◆ **Task directions**: Wherever the word "text" turns up in a line of the entries, copy that line.

◆ **Supplied records**:
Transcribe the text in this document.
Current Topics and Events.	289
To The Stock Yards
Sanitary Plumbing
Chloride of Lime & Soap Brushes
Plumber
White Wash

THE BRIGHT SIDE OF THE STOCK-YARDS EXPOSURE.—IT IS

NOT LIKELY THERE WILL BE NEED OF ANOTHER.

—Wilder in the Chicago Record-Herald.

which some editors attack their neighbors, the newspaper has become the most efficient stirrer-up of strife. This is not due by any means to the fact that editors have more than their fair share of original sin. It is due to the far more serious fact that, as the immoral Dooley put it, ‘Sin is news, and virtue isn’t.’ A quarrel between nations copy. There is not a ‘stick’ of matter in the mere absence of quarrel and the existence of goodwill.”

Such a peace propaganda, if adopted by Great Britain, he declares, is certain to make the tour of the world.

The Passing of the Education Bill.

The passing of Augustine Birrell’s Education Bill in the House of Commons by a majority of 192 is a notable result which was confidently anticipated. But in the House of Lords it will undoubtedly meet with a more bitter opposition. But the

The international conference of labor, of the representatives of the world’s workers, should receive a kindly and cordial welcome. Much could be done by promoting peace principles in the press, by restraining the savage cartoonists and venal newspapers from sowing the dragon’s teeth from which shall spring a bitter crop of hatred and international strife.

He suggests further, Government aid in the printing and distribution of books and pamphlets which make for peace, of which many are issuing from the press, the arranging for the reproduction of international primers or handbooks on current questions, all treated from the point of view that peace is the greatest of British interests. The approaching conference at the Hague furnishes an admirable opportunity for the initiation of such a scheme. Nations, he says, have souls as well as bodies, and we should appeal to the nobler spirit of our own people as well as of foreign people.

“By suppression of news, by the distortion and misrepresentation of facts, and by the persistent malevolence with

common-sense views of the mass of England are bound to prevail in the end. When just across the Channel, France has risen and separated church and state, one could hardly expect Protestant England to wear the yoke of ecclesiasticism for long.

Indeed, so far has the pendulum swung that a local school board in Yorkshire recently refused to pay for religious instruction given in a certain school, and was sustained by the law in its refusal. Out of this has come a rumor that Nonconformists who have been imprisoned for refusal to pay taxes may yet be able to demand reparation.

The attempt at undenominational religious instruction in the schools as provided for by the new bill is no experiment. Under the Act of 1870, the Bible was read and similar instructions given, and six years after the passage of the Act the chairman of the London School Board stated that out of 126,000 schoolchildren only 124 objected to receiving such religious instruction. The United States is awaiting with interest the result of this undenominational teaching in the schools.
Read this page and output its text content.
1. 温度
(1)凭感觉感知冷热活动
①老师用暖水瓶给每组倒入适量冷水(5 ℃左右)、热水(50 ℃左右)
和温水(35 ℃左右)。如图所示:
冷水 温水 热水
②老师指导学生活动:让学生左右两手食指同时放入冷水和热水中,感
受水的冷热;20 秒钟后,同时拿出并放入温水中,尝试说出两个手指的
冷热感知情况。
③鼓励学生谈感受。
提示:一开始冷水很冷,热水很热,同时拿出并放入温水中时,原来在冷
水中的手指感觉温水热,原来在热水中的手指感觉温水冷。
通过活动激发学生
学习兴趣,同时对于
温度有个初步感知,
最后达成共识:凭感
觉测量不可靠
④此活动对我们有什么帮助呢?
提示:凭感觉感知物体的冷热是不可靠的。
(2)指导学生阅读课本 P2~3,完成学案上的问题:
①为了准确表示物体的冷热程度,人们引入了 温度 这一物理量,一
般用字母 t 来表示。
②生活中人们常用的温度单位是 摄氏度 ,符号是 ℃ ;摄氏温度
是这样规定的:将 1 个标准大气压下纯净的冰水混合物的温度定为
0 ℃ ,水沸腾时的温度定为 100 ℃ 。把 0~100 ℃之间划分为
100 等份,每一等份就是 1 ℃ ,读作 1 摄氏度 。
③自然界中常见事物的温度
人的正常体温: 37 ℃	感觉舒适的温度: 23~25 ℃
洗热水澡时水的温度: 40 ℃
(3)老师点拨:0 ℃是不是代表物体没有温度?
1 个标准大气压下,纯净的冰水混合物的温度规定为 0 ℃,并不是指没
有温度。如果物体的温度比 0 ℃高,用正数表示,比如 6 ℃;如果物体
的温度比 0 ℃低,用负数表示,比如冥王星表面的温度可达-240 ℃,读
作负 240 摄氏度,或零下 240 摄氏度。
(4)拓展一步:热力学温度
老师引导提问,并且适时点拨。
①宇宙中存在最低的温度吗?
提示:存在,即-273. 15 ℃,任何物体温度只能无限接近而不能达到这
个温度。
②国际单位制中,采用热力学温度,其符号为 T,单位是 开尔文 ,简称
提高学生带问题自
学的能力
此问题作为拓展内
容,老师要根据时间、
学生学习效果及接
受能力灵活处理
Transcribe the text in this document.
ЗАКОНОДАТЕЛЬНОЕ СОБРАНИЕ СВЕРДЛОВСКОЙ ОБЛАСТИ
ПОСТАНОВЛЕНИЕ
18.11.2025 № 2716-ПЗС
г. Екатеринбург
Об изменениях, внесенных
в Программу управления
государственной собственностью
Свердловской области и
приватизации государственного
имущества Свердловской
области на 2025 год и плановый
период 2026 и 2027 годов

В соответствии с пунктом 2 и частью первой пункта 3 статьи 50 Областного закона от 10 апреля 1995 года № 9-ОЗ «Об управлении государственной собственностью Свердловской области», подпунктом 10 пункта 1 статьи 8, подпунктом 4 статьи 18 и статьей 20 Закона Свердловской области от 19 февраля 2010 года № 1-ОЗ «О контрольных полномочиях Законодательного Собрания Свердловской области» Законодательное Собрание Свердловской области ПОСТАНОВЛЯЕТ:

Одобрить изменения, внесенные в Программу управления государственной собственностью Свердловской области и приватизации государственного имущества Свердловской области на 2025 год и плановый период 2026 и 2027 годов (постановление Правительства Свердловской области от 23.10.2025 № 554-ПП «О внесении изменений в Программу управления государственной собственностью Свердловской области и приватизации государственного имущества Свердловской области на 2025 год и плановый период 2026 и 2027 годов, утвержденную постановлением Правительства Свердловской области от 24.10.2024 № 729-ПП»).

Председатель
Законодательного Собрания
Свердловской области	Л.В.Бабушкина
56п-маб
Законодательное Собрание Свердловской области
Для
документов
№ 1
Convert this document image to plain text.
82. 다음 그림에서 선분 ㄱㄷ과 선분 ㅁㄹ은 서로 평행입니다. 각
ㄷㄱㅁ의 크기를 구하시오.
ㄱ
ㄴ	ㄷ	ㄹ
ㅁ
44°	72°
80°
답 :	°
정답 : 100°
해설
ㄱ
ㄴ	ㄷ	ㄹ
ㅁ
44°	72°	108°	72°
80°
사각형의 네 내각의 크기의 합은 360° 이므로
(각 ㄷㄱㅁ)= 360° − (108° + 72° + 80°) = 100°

◆ **Complete response**:
Transcribe the text in this document.
Read this page and output its text content.
Transcribe the text in this document.
Convert this document image to plain text.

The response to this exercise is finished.